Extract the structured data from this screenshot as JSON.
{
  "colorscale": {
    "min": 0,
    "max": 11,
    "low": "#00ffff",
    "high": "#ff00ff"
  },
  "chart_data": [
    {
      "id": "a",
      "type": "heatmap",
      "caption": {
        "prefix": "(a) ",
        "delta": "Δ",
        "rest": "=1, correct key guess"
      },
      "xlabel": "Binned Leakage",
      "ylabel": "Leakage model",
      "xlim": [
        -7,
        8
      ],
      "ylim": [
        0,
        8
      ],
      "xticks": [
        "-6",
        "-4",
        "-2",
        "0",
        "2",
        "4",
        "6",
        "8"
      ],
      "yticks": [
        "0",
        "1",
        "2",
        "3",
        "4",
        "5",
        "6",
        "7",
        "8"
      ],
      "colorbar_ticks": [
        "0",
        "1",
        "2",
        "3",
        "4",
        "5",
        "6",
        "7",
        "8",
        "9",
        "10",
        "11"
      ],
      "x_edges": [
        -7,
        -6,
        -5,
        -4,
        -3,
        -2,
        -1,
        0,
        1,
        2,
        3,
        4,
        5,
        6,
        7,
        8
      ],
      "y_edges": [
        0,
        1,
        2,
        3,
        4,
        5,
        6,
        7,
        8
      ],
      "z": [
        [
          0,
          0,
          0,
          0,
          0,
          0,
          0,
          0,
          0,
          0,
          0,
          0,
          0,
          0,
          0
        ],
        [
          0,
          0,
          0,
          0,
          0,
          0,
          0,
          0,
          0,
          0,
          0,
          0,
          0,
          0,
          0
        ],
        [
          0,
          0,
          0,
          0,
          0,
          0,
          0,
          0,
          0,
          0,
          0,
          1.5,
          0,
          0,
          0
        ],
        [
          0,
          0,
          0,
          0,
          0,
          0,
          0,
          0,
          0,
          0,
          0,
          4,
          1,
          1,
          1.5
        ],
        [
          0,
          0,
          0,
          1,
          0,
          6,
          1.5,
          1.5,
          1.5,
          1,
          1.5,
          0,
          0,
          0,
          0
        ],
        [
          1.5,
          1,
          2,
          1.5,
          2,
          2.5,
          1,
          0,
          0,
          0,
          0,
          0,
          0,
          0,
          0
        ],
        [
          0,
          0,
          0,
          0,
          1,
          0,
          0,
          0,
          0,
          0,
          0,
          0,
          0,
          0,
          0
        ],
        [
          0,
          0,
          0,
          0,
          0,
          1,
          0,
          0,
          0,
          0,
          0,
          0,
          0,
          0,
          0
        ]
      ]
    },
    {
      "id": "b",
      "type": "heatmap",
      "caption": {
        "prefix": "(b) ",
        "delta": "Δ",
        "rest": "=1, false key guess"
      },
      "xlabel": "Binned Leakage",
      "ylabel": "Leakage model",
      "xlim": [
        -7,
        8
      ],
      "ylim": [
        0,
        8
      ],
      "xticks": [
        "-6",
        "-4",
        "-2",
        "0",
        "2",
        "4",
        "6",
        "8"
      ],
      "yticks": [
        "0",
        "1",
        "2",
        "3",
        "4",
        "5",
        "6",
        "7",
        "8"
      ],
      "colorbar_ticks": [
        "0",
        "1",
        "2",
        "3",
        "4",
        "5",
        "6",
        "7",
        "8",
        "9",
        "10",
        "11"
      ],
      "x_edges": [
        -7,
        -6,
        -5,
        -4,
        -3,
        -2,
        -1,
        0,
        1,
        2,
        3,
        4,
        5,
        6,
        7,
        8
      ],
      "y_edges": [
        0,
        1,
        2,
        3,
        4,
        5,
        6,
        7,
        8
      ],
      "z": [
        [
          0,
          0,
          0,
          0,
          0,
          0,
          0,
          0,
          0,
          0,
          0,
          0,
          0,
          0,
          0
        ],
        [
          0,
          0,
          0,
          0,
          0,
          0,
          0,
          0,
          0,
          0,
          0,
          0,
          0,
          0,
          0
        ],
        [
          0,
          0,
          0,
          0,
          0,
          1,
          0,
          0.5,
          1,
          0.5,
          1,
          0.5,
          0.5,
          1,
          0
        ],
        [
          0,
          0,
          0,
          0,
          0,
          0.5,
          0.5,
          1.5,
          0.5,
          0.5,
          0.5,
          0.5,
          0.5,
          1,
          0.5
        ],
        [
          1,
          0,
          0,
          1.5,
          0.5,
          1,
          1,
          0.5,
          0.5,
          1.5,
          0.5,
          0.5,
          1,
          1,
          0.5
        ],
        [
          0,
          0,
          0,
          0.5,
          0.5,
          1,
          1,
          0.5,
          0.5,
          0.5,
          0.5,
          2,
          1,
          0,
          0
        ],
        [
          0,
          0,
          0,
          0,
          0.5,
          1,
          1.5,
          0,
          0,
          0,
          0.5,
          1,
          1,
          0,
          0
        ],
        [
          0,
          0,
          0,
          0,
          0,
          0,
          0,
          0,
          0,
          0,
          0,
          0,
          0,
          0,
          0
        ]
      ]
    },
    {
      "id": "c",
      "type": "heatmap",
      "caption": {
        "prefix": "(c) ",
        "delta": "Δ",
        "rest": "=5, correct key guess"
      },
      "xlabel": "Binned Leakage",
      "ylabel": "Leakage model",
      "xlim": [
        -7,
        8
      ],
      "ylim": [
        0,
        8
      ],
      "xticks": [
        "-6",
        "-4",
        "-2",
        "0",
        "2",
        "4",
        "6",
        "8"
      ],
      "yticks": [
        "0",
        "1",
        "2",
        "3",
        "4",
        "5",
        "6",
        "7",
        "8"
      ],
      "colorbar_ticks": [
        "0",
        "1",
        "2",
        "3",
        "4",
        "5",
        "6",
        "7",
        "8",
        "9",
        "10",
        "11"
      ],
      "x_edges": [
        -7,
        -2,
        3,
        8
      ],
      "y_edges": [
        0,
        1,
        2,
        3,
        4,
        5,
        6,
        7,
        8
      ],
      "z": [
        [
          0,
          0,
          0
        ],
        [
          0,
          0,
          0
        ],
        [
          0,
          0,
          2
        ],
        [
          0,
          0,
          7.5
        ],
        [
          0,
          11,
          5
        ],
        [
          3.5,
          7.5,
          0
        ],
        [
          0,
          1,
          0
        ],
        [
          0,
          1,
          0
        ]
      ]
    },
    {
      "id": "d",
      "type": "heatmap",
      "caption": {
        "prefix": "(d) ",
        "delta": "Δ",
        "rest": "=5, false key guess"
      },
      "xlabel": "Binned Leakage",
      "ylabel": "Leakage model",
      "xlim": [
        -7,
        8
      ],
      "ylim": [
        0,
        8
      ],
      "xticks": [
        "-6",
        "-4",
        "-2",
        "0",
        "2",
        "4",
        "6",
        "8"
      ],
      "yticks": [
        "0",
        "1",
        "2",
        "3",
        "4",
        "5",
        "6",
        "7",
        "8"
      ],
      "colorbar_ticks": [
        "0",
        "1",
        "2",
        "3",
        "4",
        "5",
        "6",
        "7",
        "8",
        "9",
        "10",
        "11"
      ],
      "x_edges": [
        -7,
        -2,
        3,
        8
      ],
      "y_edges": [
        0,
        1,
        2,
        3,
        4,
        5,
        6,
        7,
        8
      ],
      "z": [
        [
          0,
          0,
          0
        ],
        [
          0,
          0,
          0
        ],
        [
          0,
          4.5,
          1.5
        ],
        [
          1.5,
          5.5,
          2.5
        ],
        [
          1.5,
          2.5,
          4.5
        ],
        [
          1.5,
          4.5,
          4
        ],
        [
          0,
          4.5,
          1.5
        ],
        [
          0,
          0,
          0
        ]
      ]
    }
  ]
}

++++++++++++++++++++

Written task
Return every line exactly.

Solution below
Extract the structured data from this screenshot as JSON.
{
  "colorscale": {
    "min": 0,
    "max": 11,
    "low": "#00ffff",
    "high": "#ff00ff"
  },
  "chart_data": [
    {
      "id": "a",
      "type": "heatmap",
      "caption": {
        "prefix": "(a) ",
        "delta": "Δ",
        "rest": "=1, correct key guess"
      },
      "xlabel": "Binned Leakage",
      "ylabel": "Leakage model",
      "xlim": [
        -7,
        8
      ],
      "ylim": [
        0,
        8
      ],
      "xticks": [
        "-6",
        "-4",
        "-2",
        "0",
        "2",
        "4",
        "6",
        "8"
      ],
      "yticks": [
        "0",
        "1",
        "2",
        "3",
        "4",
        "5",
        "6",
        "7",
        "8"
      ],
      "colorbar_ticks": [
        "0",
        "1",
        "2",
        "3",
        "4",
        "5",
        "6",
        "7",
        "8",
        "9",
        "10",
        "11"
      ],
      "x_edges": [
        -7,
        -6,
        -5,
        -4,
        -3,
        -2,
        -1,
        0,
        1,
        2,
        3,
        4,
        5,
        6,
        7,
        8
      ],
      "y_edges": [
        0,
        1,
        2,
        3,
        4,
        5,
        6,
        7,
        8
      ],
      "z": [
        [
          0,
          0,
          0,
          0,
          0,
          0,
          0,
          0,
          0,
          0,
          0,
          0,
          0,
          0,
          0
        ],
        [
          0,
          0,
          0,
          0,
          0,
          0,
          0,
          0,
          0,
          0,
          0,
          0,
          0,
          0,
          0
        ],
        [
          0,
          0,
          0,
          0,
          0,
          0,
          0,
          0,
          0,
          0,
          0,
          1.5,
          0,
          0,
          0
        ],
        [
          0,
          0,
          0,
          0,
          0,
          0,
          0,
          0,
          0,
          0,
          0,
          4,
          1,
          1,
          1.5
        ],
        [
          0,
          0,
          0,
          1,
          0,
          6,
          1.5,
          1.5,
          1.5,
          1,
          1.5,
          0,
          0,
          0,
          0
        ],
        [
          1.5,
          1,
          2,
          1.5,
          2,
          2.5,
          1,
          0,
          0,
          0,
          0,
          0,
          0,
          0,
          0
        ],
        [
          0,
          0,
          0,
          0,
          1,
          0,
          0,
          0,
          0,
          0,
          0,
          0,
          0,
          0,
          0
        ],
        [
          0,
          0,
          0,
          0,
          0,
          1,
          0,
          0,
          0,
          0,
          0,
          0,
          0,
          0,
          0
        ]
      ]
    },
    {
      "id": "b",
      "type": "heatmap",
      "caption": {
        "prefix": "(b) ",
        "delta": "Δ",
        "rest": "=1, false key guess"
      },
      "xlabel": "Binned Leakage",
      "ylabel": "Leakage model",
      "xlim": [
        -7,
        8
      ],
      "ylim": [
        0,
        8
      ],
      "xticks": [
        "-6",
        "-4",
        "-2",
        "0",
        "2",
        "4",
        "6",
        "8"
      ],
      "yticks": [
        "0",
        "1",
        "2",
        "3",
        "4",
        "5",
        "6",
        "7",
        "8"
      ],
      "colorbar_ticks": [
        "0",
        "1",
        "2",
        "3",
        "4",
        "5",
        "6",
        "7",
        "8",
        "9",
        "10",
        "11"
      ],
      "x_edges": [
        -7,
        -6,
        -5,
        -4,
        -3,
        -2,
        -1,
        0,
        1,
        2,
        3,
        4,
        5,
        6,
        7,
        8
      ],
      "y_edges": [
        0,
        1,
        2,
        3,
        4,
        5,
        6,
        7,
        8
      ],
      "z": [
        [
          0,
          0,
          0,
          0,
          0,
          0,
          0,
          0,
          0,
          0,
          0,
          0,
          0,
          0,
          0
        ],
        [
          0,
          0,
          0,
          0,
          0,
          0,
          0,
          0,
          0,
          0,
          0,
          0,
          0,
          0,
          0
        ],
        [
          0,
          0,
          0,
          0,
          0,
          1,
          0,
          0.5,
          1,
          0.5,
          1,
          0.5,
          0.5,
          1,
          0
        ],
        [
          0,
          0,
          0,
          0,
          0,
          0.5,
          0.5,
          1.5,
          0.5,
          0.5,
          0.5,
          0.5,
          0.5,
          1,
          0.5
        ],
        [
          1,
          0,
          0,
          1.5,
          0.5,
          1,
          1,
          0.5,
          0.5,
          1.5,
          0.5,
          0.5,
          1,
          1,
          0.5
        ],
        [
          0,
          0,
          0,
          0.5,
          0.5,
          1,
          1,
          0.5,
          0.5,
          0.5,
          0.5,
          2,
          1,
          0,
          0
        ],
        [
          0,
          0,
          0,
          0,
          0.5,
          1,
          1.5,
          0,
          0,
          0,
          0.5,
          1,
          1,
          0,
          0
        ],
        [
          0,
          0,
          0,
          0,
          0,
          0,
          0,
          0,
          0,
          0,
          0,
          0,
          0,
          0,
          0
        ]
      ]
    },
    {
      "id": "c",
      "type": "heatmap",
      "caption": {
        "prefix": "(c) ",
        "delta": "Δ",
        "rest": "=5, correct key guess"
      },
      "xlabel": "Binned Leakage",
      "ylabel": "Leakage model",
      "xlim": [
        -7,
        8
      ],
      "ylim": [
        0,
        8
      ],
      "xticks": [
        "-6",
        "-4",
        "-2",
        "0",
        "2",
        "4",
        "6",
        "8"
      ],
      "yticks": [
        "0",
        "1",
        "2",
        "3",
        "4",
        "5",
        "6",
        "7",
        "8"
      ],
      "colorbar_ticks": [
        "0",
        "1",
        "2",
        "3",
        "4",
        "5",
        "6",
        "7",
        "8",
        "9",
        "10",
        "11"
      ],
      "x_edges": [
        -7,
        -2,
        3,
        8
      ],
      "y_edges": [
        0,
        1,
        2,
        3,
        4,
        5,
        6,
        7,
        8
      ],
      "z": [
        [
          0,
          0,
          0
        ],
        [
          0,
          0,
          0
        ],
        [
          0,
          0,
          2
        ],
        [
          0,
          0,
          7.5
        ],
        [
          0,
          11,
          5
        ],
        [
          3.5,
          7.5,
          0
        ],
        [
          0,
          1,
          0
        ],
        [
          0,
          1,
          0
        ]
      ]
    },
    {
      "id": "d",
      "type": "heatmap",
      "caption": {
        "prefix": "(d) ",
        "delta": "Δ",
        "rest": "=5, false key guess"
      },
      "xlabel": "Binned Leakage",
      "ylabel": "Leakage model",
      "xlim": [
        -7,
        8
      ],
      "ylim": [
        0,
        8
      ],
      "xticks": [
        "-6",
        "-4",
        "-2",
        "0",
        "2",
        "4",
        "6",
        "8"
      ],
      "yticks": [
        "0",
        "1",
        "2",
        "3",
        "4",
        "5",
        "6",
        "7",
        "8"
      ],
      "colorbar_ticks": [
        "0",
        "1",
        "2",
        "3",
        "4",
        "5",
        "6",
        "7",
        "8",
        "9",
        "10",
        "11"
      ],
      "x_edges": [
        -7,
        -2,
        3,
        8
      ],
      "y_edges": [
        0,
        1,
        2,
        3,
        4,
        5,
        6,
        7,
        8
      ],
      "z": [
        [
          0,
          0,
          0
        ],
        [
          0,
          0,
          0
        ],
        [
          0,
          4.5,
          1.5
        ],
        [
          1.5,
          5.5,
          2.5
        ],
        [
          1.5,
          2.5,
          4.5
        ],
        [
          1.5,
          4.5,
          4
        ],
        [
          0,
          4.5,
          1.5
        ],
        [
          0,
          0,
          0
        ]
      ]
    }
  ]
}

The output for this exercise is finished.